Dataset items:
- - -
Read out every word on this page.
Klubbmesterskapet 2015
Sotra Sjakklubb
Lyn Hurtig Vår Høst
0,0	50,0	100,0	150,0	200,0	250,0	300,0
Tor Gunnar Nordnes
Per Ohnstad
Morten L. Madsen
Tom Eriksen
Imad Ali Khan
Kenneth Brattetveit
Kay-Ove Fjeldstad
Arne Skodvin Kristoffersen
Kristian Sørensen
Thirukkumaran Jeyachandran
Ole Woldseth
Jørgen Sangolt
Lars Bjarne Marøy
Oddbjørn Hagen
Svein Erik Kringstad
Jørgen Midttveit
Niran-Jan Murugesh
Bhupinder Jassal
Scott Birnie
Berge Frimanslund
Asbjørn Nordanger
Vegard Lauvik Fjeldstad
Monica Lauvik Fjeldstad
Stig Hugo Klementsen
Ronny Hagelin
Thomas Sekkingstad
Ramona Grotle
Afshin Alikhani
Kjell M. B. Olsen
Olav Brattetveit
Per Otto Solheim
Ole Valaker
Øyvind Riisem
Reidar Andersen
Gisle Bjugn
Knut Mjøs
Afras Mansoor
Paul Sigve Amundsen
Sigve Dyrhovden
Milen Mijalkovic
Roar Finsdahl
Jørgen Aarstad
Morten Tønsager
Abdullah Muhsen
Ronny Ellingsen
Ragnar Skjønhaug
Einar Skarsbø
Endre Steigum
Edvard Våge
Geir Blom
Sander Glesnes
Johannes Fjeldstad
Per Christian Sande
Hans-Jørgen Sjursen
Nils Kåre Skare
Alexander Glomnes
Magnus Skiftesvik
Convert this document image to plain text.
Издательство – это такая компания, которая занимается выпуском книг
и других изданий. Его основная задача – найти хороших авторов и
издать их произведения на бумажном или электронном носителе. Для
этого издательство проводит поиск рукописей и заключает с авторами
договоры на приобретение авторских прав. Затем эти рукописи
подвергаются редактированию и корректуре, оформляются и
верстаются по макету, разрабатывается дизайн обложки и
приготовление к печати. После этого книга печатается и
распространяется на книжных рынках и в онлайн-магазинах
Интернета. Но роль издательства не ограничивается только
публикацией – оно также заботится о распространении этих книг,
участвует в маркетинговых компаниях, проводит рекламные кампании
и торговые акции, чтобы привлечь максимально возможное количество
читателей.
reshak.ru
- - -
Pull every line containing "Fjeldstad" from the data.

Kay-Ove Fjeldstad
Vegard Lauvik Fjeldstad
Monica Lauvik Fjeldstad
Johannes Fjeldstad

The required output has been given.